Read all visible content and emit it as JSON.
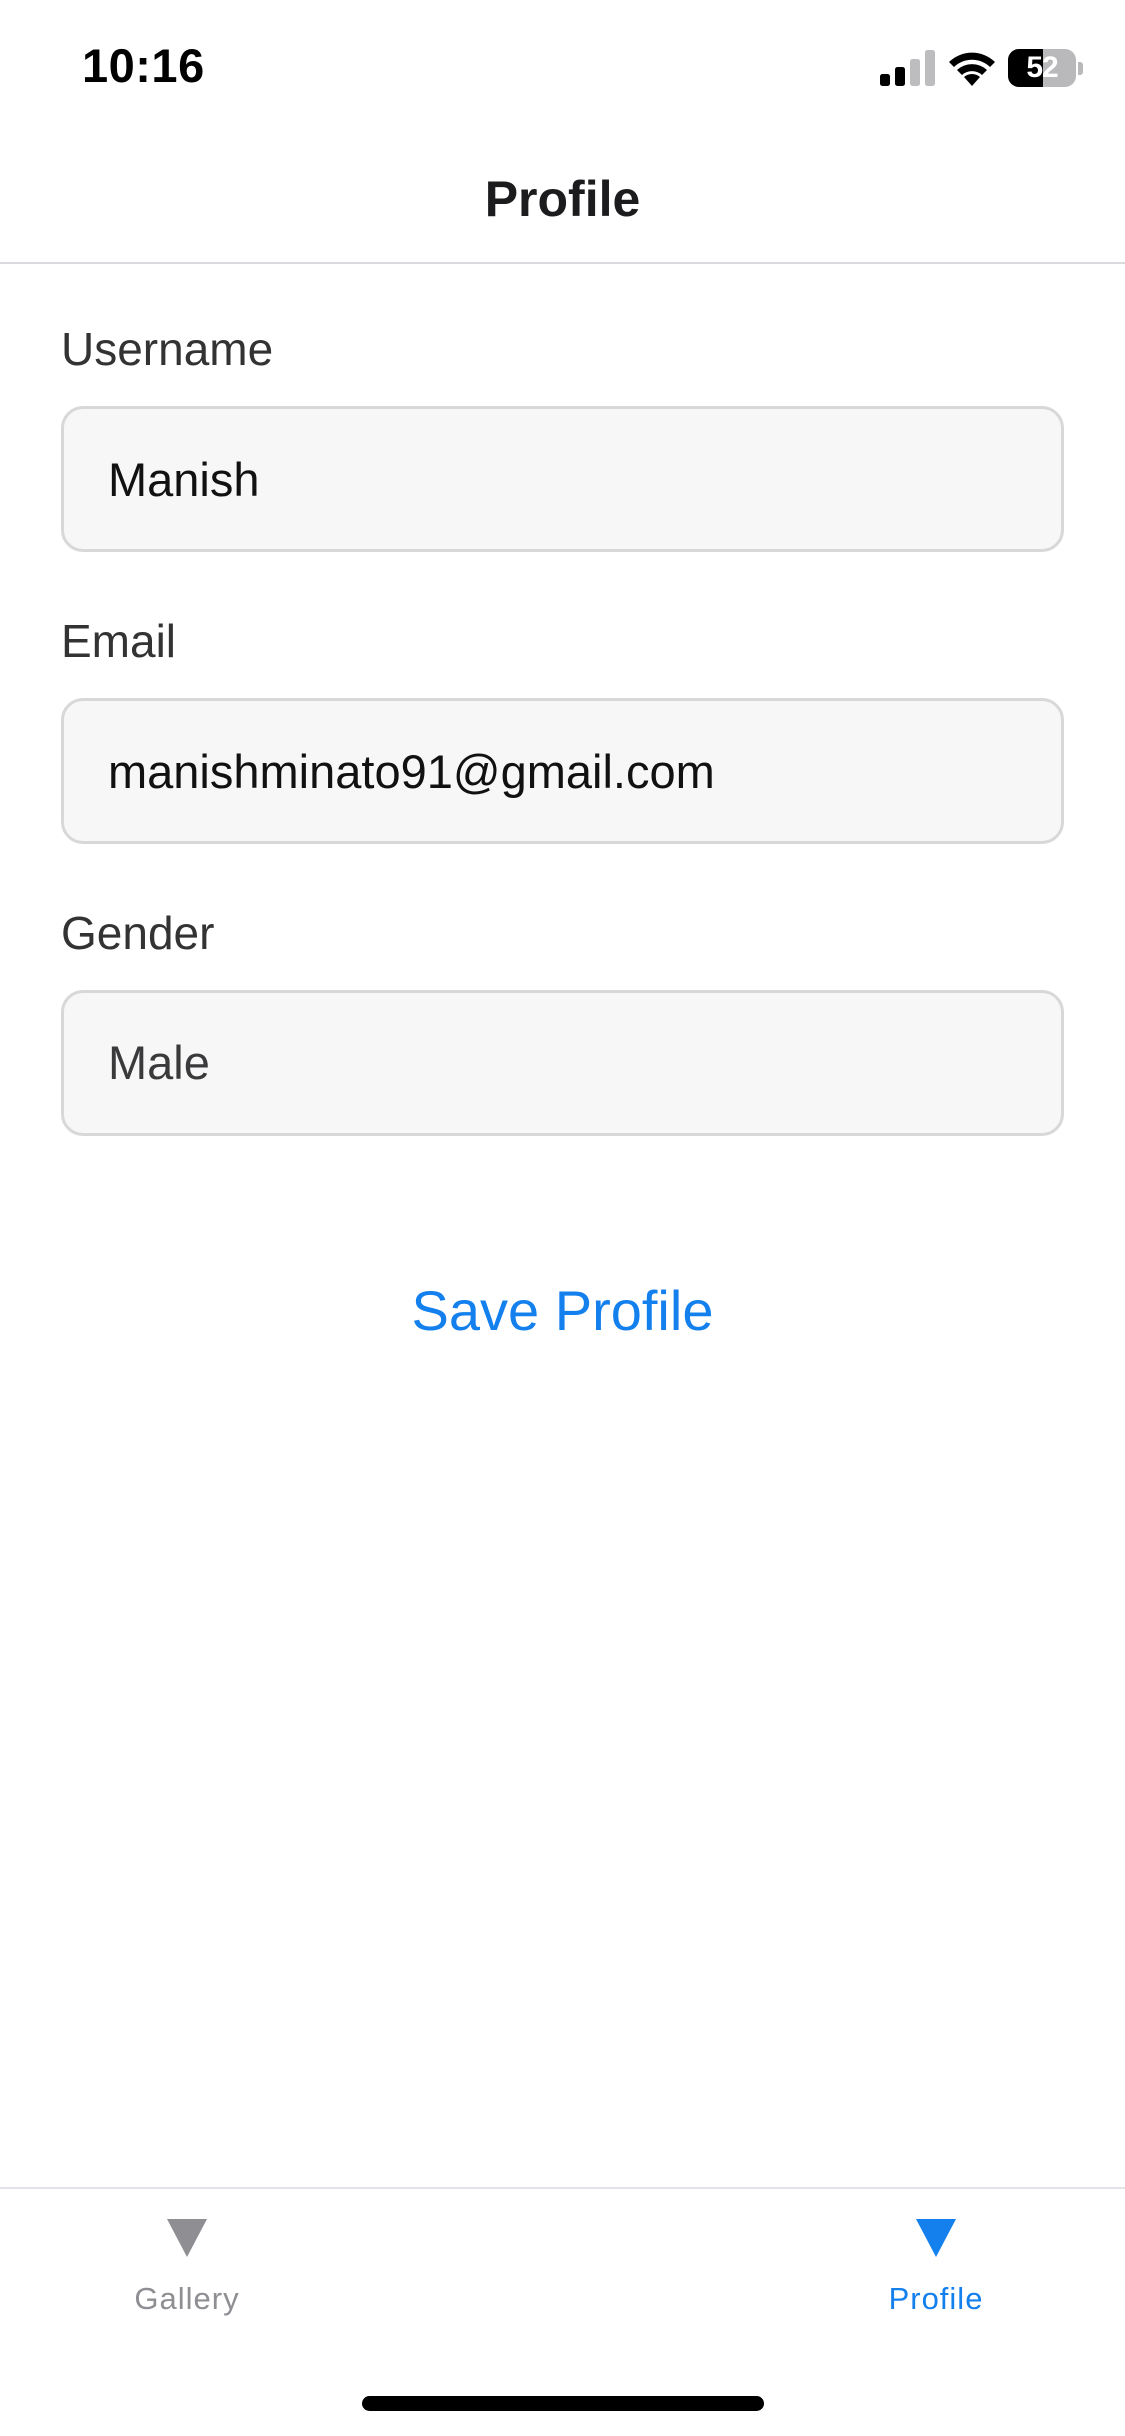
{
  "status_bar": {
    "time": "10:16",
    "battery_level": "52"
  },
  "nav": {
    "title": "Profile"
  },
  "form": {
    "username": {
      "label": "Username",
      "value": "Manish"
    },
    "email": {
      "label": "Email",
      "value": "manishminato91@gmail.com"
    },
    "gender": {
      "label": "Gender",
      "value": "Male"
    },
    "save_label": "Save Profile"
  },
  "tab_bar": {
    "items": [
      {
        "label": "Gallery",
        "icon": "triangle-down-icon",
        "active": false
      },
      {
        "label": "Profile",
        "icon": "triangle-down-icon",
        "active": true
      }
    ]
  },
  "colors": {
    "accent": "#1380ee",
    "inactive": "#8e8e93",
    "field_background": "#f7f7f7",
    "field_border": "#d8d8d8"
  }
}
============================================================
■ Goal
Without the pictures, extract every entry verbatim.

■ Written response
Read all visible content and emit it as JSON.
{
  "status_bar": {
    "time": "10:16",
    "battery_level": "52"
  },
  "nav": {
    "title": "Profile"
  },
  "form": {
    "username": {
      "label": "Username",
      "value": "Manish"
    },
    "email": {
      "label": "Email",
      "value": "manishminato91@gmail.com"
    },
    "gender": {
      "label": "Gender",
      "value": "Male"
    },
    "save_label": "Save Profile"
  },
  "tab_bar": {
    "items": [
      {
        "label": "Gallery",
        "icon": "triangle-down-icon",
        "active": false
      },
      {
        "label": "Profile",
        "icon": "triangle-down-icon",
        "active": true
      }
    ]
  },
  "colors": {
    "accent": "#1380ee",
    "inactive": "#8e8e93",
    "field_background": "#f7f7f7",
    "field_border": "#d8d8d8"
  }
}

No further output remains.